▸ Records excerpted from a collection:
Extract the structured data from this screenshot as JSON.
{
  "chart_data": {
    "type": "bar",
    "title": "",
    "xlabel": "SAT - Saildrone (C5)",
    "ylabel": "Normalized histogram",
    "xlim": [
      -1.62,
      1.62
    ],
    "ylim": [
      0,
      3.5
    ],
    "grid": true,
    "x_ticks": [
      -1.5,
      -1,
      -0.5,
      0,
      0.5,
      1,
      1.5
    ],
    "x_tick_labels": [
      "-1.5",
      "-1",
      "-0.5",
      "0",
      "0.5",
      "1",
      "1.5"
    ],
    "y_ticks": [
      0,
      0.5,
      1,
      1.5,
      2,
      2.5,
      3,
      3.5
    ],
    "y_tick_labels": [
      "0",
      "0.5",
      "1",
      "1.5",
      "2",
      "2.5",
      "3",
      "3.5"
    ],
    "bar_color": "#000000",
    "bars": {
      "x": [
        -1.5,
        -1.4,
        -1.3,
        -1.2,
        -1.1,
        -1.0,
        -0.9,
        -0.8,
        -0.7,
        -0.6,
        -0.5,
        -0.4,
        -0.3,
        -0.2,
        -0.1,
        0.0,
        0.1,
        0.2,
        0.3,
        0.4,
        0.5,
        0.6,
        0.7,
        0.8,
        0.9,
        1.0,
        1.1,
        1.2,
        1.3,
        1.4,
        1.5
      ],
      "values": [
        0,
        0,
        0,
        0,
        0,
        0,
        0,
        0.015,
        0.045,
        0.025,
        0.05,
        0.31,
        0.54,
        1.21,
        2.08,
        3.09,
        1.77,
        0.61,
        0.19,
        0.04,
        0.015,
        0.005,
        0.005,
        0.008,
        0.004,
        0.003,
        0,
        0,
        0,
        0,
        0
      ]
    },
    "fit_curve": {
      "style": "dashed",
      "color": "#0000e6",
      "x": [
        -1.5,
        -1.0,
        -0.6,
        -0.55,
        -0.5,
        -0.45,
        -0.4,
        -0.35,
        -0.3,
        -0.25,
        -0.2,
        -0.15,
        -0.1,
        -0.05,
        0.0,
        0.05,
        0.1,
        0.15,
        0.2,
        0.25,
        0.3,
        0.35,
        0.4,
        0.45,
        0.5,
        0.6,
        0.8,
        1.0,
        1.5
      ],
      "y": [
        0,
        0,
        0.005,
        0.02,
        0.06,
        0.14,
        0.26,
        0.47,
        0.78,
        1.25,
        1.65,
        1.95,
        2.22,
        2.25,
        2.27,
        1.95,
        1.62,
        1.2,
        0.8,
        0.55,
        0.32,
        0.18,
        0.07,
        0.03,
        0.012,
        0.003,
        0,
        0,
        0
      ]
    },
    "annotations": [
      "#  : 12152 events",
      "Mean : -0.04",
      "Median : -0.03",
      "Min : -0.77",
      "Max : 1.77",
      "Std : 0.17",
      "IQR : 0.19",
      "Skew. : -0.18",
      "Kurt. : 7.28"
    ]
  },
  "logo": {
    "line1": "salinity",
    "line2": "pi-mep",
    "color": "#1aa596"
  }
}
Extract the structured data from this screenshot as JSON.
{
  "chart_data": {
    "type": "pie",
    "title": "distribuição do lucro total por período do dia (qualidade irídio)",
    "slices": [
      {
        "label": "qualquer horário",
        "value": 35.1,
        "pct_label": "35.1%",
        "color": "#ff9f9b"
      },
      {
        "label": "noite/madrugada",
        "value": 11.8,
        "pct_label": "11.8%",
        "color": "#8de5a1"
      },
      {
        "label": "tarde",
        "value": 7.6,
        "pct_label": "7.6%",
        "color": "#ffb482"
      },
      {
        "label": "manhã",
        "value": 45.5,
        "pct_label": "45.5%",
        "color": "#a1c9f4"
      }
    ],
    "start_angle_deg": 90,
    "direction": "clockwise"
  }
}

▸ GOAL: Search the listing above for the string "title". Copy every line that contains it.

▸ COMPLETE ANSWER:
    "title": "",
    "title": "distribuição do lucro total por período do dia (qualidade irídio)",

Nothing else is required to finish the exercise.